[Some records]

.....

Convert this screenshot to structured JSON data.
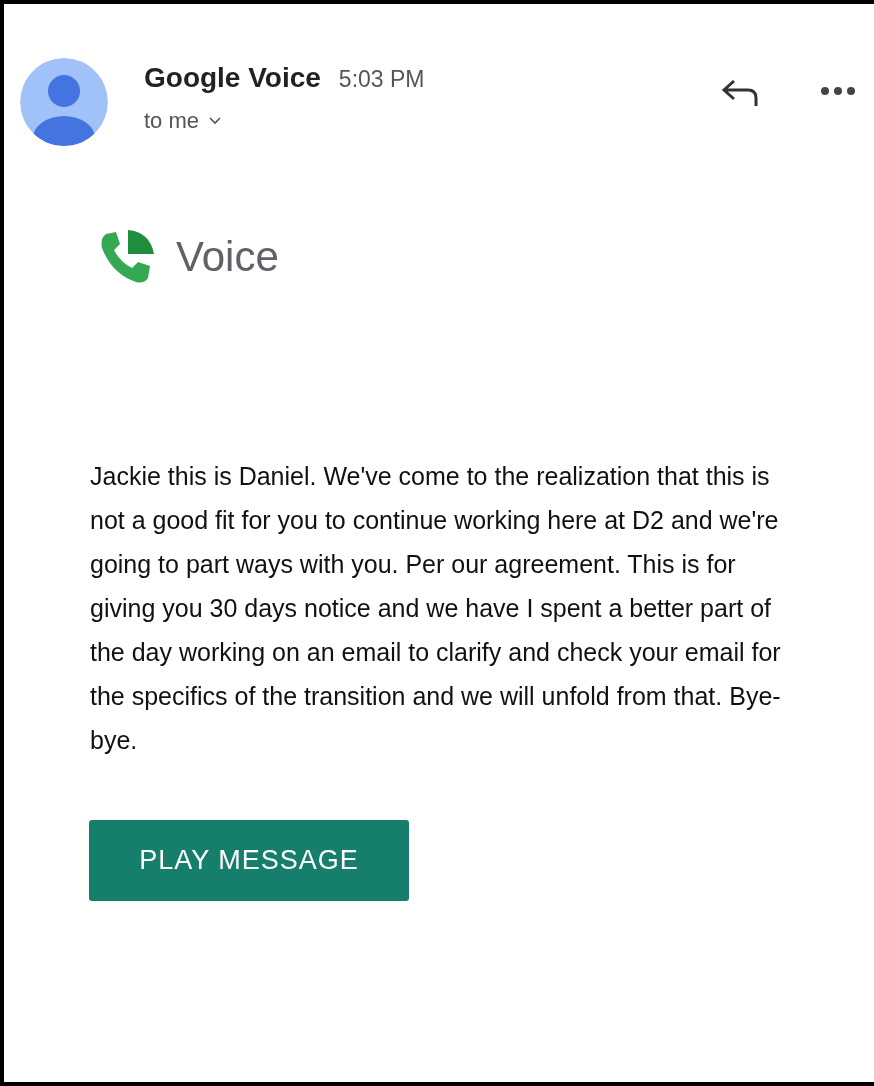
{
  "sender": {
    "name": "Google Voice",
    "time": "5:03 PM",
    "recipient": "to me"
  },
  "logo": {
    "text": "Voice"
  },
  "message": {
    "text": "Jackie this is Daniel. We've come to the realization that this is not a good fit for you to continue working here at D2 and we're going to part ways with you. Per our agreement. This is for giving you 30 days notice and we have I spent a better part of the day working on an email to clarify and check your email for the specifics of the transition and we will unfold from that. Bye-bye."
  },
  "buttons": [
    "PLAY MESSAGE"
  ]
}
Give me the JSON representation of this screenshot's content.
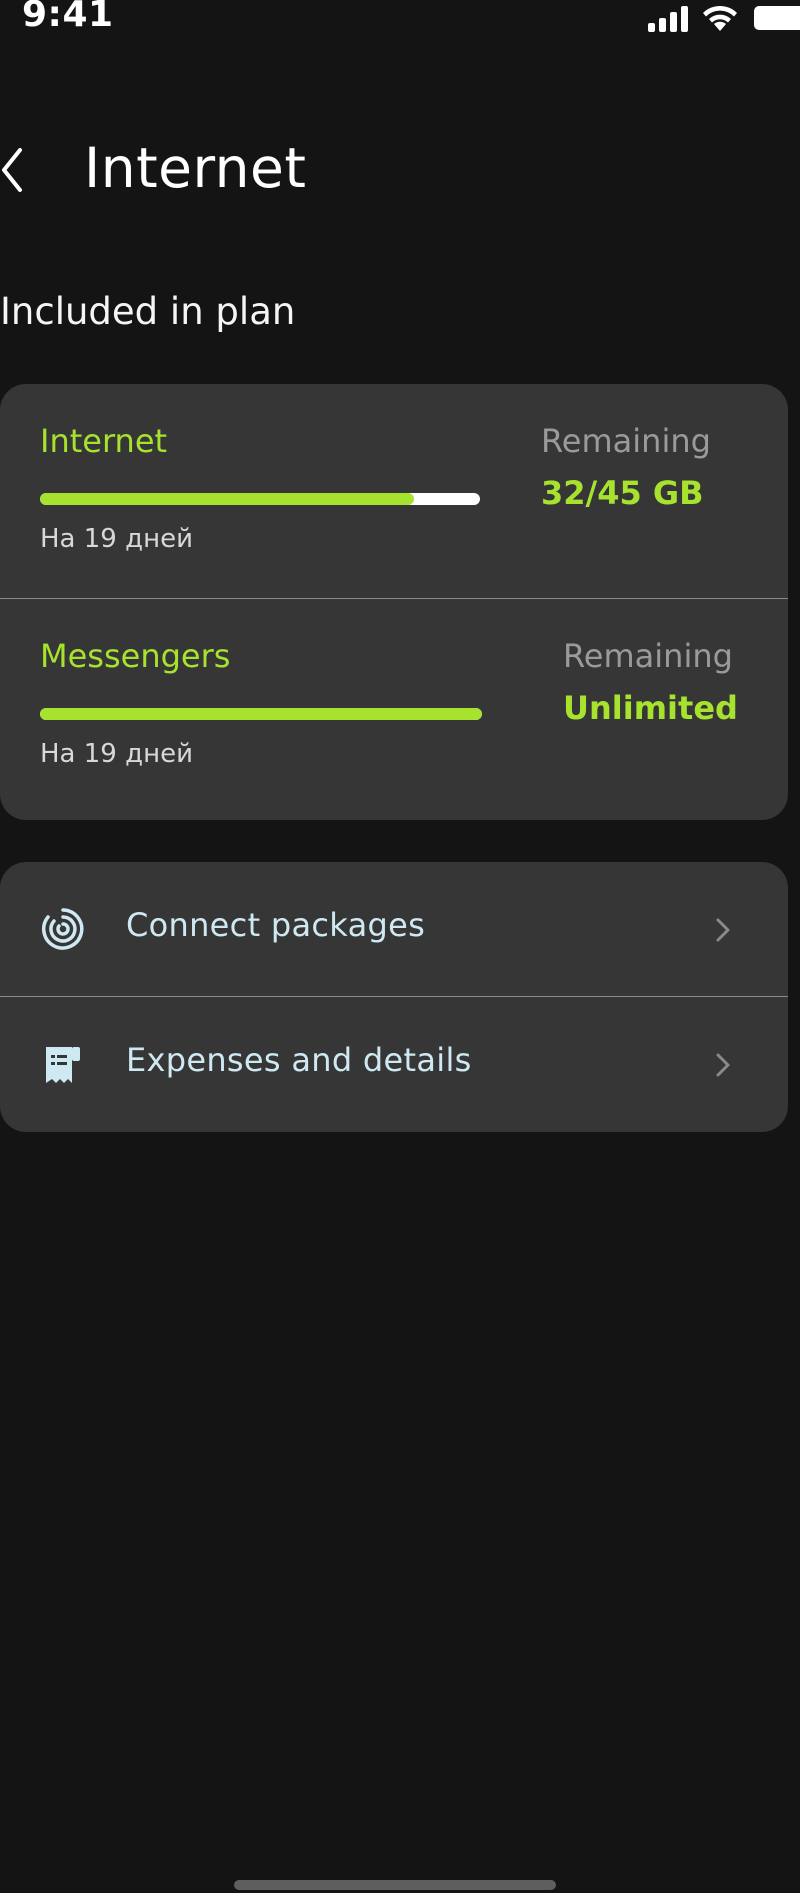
{
  "status_bar": {
    "time": "9:41"
  },
  "header": {
    "title": "Internet"
  },
  "section_title": "Included in plan",
  "plan_items": [
    {
      "name": "Internet",
      "period": "На 19 дней",
      "remaining_label": "Remaining",
      "remaining_value": "32/45 GB",
      "progress_fraction": 0.85
    },
    {
      "name": "Messengers",
      "period": "На 19 дней",
      "remaining_label": "Remaining",
      "remaining_value": "Unlimited",
      "progress_fraction": 1.0
    }
  ],
  "actions": [
    {
      "label": "Connect packages",
      "icon": "packages-icon"
    },
    {
      "label": "Expenses and details",
      "icon": "receipt-icon"
    }
  ],
  "colors": {
    "background": "#141414",
    "card": "#363636",
    "accent": "#a6e22e",
    "action_text": "#cfe9f2",
    "muted": "#9a9a9a"
  }
}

.....

• Written request
Take every line containing the word "this" and copy it.

• Correct result
Convert this screenshot to structured JSON data.
    "text": "Jackie this is Daniel. We've come to the realization that this is not a good fit for you to continue working here at D2 and we're going to part ways with you. Per our agreement. This is for giving you 30 days notice and we have I spent a better part of the day working on an email to clarify and check your email for the specifics of the transition and we will unfold from that. Bye-bye."
Give me the JSON representation of this screenshot's content.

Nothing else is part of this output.